- Problem to solve:
Produce a verbatim copy of the entries listed below.

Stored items
⟨
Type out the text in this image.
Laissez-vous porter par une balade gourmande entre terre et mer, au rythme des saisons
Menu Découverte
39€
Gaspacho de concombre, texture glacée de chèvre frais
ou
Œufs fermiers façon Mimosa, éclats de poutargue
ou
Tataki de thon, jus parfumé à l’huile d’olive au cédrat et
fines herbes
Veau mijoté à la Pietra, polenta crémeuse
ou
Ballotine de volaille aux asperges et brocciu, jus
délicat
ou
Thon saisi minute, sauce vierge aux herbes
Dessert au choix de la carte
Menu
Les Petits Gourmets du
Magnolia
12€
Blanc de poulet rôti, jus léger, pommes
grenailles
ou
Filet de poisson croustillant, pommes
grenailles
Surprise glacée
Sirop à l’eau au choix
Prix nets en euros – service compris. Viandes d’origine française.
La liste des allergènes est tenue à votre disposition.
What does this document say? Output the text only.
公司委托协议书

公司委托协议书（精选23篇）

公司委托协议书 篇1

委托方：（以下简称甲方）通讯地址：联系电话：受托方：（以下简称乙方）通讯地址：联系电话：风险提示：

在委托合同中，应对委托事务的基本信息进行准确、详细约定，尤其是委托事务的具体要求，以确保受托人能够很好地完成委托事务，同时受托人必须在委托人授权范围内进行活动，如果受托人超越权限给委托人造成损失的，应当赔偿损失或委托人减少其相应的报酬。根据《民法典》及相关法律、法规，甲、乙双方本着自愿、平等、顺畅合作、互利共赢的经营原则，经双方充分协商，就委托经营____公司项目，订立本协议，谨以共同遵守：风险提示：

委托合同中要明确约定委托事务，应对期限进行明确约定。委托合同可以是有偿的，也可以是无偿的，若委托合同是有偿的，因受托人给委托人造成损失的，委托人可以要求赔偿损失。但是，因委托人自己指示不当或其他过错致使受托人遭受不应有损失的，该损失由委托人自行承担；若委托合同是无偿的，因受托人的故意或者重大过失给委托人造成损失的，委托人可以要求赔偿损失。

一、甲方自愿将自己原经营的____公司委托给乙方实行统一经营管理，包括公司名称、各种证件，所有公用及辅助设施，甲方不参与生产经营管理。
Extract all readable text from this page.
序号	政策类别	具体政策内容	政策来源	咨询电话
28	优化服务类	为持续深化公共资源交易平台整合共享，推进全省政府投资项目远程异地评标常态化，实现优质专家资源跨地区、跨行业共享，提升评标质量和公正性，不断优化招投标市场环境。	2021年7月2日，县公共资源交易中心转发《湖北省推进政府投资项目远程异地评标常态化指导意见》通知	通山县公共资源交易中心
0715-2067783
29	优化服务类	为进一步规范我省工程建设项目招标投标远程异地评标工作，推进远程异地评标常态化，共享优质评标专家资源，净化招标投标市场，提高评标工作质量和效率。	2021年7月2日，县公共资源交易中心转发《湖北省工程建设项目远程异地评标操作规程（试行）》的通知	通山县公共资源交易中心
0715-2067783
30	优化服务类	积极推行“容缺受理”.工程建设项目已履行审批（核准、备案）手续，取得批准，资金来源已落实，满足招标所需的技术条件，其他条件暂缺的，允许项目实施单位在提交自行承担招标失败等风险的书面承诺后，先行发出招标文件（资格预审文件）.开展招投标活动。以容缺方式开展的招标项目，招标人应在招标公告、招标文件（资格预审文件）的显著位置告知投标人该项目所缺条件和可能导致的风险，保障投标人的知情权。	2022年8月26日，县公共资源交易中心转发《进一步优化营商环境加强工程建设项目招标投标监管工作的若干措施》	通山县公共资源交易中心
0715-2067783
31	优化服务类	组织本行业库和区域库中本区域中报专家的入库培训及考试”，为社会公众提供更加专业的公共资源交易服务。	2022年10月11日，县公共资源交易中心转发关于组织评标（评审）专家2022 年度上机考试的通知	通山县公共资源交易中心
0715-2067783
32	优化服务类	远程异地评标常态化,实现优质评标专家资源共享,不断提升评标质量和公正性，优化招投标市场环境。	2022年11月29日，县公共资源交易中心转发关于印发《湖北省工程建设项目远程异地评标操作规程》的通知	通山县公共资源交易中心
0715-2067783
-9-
⟩
- Final result:
Type out the text in this image.
Laissez-vous porter par une balade gourmande entre terre et mer, au rythme des saisons
Menu Découverte
39€
Gaspacho de concombre, texture glacée de chèvre frais
ou
Œufs fermiers façon Mimosa, éclats de poutargue
ou
Tataki de thon, jus parfumé à l’huile d’olive au cédrat et
fines herbes
Veau mijoté à la Pietra, polenta crémeuse
ou
Ballotine de volaille aux asperges et brocciu, jus
délicat
ou
Thon saisi minute, sauce vierge aux herbes
Dessert au choix de la carte
Menu
Les Petits Gourmets du
Magnolia
12€
Blanc de poulet rôti, jus léger, pommes
grenailles
ou
Filet de poisson croustillant, pommes
grenailles
Surprise glacée
Sirop à l’eau au choix
Prix nets en euros – service compris. Viandes d’origine française.
La liste des allergènes est tenue à votre disposition.
What does this document say? Output the text only.
公司委托协议书

公司委托协议书（精选23篇）

公司委托协议书 篇1

委托方：（以下简称甲方）通讯地址：联系电话：受托方：（以下简称乙方）通讯地址：联系电话：风险提示：

在委托合同中，应对委托事务的基本信息进行准确、详细约定，尤其是委托事务的具体要求，以确保受托人能够很好地完成委托事务，同时受托人必须在委托人授权范围内进行活动，如果受托人超越权限给委托人造成损失的，应当赔偿损失或委托人减少其相应的报酬。根据《民法典》及相关法律、法规，甲、乙双方本着自愿、平等、顺畅合作、互利共赢的经营原则，经双方充分协商，就委托经营____公司项目，订立本协议，谨以共同遵守：风险提示：

委托合同中要明确约定委托事务，应对期限进行明确约定。委托合同可以是有偿的，也可以是无偿的，若委托合同是有偿的，因受托人给委托人造成损失的，委托人可以要求赔偿损失。但是，因委托人自己指示不当或其他过错致使受托人遭受不应有损失的，该损失由委托人自行承担；若委托合同是无偿的，因受托人的故意或者重大过失给委托人造成损失的，委托人可以要求赔偿损失。

一、甲方自愿将自己原经营的____公司委托给乙方实行统一经营管理，包括公司名称、各种证件，所有公用及辅助设施，甲方不参与生产经营管理。
Extract all readable text from this page.
序号	政策类别	具体政策内容	政策来源	咨询电话
28	优化服务类	为持续深化公共资源交易平台整合共享，推进全省政府投资项目远程异地评标常态化，实现优质专家资源跨地区、跨行业共享，提升评标质量和公正性，不断优化招投标市场环境。	2021年7月2日，县公共资源交易中心转发《湖北省推进政府投资项目远程异地评标常态化指导意见》通知	通山县公共资源交易中心
0715-2067783
29	优化服务类	为进一步规范我省工程建设项目招标投标远程异地评标工作，推进远程异地评标常态化，共享优质评标专家资源，净化招标投标市场，提高评标工作质量和效率。	2021年7月2日，县公共资源交易中心转发《湖北省工程建设项目远程异地评标操作规程（试行）》的通知	通山县公共资源交易中心
0715-2067783
30	优化服务类	积极推行“容缺受理”.工程建设项目已履行审批（核准、备案）手续，取得批准，资金来源已落实，满足招标所需的技术条件，其他条件暂缺的，允许项目实施单位在提交自行承担招标失败等风险的书面承诺后，先行发出招标文件（资格预审文件）.开展招投标活动。以容缺方式开展的招标项目，招标人应在招标公告、招标文件（资格预审文件）的显著位置告知投标人该项目所缺条件和可能导致的风险，保障投标人的知情权。	2022年8月26日，县公共资源交易中心转发《进一步优化营商环境加强工程建设项目招标投标监管工作的若干措施》	通山县公共资源交易中心
0715-2067783
31	优化服务类	组织本行业库和区域库中本区域中报专家的入库培训及考试”，为社会公众提供更加专业的公共资源交易服务。	2022年10月11日，县公共资源交易中心转发关于组织评标（评审）专家2022 年度上机考试的通知	通山县公共资源交易中心
0715-2067783
32	优化服务类	远程异地评标常态化,实现优质评标专家资源共享,不断提升评标质量和公正性，优化招投标市场环境。	2022年11月29日，县公共资源交易中心转发关于印发《湖北省工程建设项目远程异地评标操作规程》的通知	通山县公共资源交易中心
0715-2067783
-9-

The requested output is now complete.